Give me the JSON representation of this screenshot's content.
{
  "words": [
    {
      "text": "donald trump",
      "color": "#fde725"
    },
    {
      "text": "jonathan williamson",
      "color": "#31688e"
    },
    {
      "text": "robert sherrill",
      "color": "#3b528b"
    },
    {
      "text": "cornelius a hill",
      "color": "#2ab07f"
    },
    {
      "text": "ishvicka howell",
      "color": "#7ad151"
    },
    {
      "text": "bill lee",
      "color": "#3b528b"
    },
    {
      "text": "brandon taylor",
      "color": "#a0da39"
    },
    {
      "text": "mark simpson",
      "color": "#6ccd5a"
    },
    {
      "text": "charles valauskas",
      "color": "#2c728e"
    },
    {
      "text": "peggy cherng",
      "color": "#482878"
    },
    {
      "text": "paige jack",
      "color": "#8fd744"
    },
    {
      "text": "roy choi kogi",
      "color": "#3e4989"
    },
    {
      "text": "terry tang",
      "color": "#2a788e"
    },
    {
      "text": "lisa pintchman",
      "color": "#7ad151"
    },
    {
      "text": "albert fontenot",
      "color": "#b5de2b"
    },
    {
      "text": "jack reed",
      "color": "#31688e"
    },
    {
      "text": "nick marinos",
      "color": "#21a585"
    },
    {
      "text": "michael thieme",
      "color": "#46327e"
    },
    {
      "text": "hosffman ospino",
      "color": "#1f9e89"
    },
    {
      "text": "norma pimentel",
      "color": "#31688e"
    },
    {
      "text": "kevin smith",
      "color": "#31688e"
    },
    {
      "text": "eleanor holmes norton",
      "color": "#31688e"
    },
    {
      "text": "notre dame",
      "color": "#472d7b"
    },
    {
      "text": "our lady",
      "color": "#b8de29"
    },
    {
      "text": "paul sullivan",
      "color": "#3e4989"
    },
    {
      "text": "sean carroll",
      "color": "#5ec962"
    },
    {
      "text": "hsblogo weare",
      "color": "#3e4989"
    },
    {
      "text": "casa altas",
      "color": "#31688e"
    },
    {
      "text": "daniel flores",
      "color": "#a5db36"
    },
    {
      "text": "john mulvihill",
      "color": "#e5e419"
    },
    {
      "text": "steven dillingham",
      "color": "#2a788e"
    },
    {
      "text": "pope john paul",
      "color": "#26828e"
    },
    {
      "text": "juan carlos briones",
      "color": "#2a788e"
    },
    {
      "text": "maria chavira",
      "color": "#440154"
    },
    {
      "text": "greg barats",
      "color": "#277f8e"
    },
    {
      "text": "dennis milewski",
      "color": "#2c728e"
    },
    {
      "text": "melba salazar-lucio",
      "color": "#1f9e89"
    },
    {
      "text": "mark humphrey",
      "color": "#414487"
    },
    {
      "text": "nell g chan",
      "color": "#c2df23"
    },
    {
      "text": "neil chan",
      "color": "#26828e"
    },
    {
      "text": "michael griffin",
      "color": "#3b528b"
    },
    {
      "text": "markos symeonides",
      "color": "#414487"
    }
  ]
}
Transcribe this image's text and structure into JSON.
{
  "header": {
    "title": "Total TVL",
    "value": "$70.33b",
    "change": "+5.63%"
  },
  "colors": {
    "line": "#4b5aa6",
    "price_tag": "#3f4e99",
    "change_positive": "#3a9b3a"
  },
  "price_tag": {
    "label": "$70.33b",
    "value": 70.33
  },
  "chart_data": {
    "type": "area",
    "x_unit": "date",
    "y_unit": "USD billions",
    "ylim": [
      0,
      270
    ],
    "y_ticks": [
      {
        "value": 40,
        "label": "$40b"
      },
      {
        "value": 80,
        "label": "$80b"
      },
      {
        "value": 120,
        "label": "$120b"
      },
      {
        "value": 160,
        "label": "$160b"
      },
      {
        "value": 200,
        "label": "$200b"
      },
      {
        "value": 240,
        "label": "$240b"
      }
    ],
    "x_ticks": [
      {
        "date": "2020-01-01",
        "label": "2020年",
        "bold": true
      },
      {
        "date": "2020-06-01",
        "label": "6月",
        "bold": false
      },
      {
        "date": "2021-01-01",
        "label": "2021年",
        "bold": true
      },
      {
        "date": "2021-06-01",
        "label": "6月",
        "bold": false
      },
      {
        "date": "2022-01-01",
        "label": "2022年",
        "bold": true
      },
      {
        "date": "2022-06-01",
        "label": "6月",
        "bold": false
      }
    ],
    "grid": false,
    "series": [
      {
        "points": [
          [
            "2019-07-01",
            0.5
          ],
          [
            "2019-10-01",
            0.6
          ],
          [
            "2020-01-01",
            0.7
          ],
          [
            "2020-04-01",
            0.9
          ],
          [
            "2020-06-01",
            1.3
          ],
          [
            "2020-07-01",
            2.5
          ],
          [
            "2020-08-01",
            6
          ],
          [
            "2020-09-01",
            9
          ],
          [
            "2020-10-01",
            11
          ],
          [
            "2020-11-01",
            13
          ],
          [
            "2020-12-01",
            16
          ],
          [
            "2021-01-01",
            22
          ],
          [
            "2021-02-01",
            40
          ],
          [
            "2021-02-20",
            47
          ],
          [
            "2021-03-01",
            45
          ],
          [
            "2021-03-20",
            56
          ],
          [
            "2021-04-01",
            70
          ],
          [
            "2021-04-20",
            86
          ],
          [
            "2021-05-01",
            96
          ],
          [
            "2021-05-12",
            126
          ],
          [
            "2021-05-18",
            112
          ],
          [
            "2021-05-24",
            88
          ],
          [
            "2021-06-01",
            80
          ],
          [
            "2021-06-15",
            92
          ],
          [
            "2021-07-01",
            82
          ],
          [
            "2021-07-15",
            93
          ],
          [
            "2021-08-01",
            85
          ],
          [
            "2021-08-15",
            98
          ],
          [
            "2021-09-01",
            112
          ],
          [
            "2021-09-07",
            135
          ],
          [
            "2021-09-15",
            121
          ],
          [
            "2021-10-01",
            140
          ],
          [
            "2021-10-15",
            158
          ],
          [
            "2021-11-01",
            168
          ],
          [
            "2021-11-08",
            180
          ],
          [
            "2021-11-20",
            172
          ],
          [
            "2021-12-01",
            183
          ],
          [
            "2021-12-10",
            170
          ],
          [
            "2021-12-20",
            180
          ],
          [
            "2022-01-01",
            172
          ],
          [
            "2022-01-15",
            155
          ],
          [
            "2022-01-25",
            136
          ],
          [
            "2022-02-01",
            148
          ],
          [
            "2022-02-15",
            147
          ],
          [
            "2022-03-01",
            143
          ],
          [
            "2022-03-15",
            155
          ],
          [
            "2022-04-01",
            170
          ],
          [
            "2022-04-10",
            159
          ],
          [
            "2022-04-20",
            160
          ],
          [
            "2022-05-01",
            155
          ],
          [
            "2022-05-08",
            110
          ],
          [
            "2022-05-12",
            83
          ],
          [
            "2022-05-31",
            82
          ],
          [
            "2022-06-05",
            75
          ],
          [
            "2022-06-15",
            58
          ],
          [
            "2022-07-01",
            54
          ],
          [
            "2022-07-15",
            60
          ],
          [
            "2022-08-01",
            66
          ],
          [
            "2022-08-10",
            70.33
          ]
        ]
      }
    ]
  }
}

• • •

### Exercise
Scan the material above for the word "john". Copy each line where it occurs.

### Answer
      "text": "john mulvihill",
      "text": "pope john paul",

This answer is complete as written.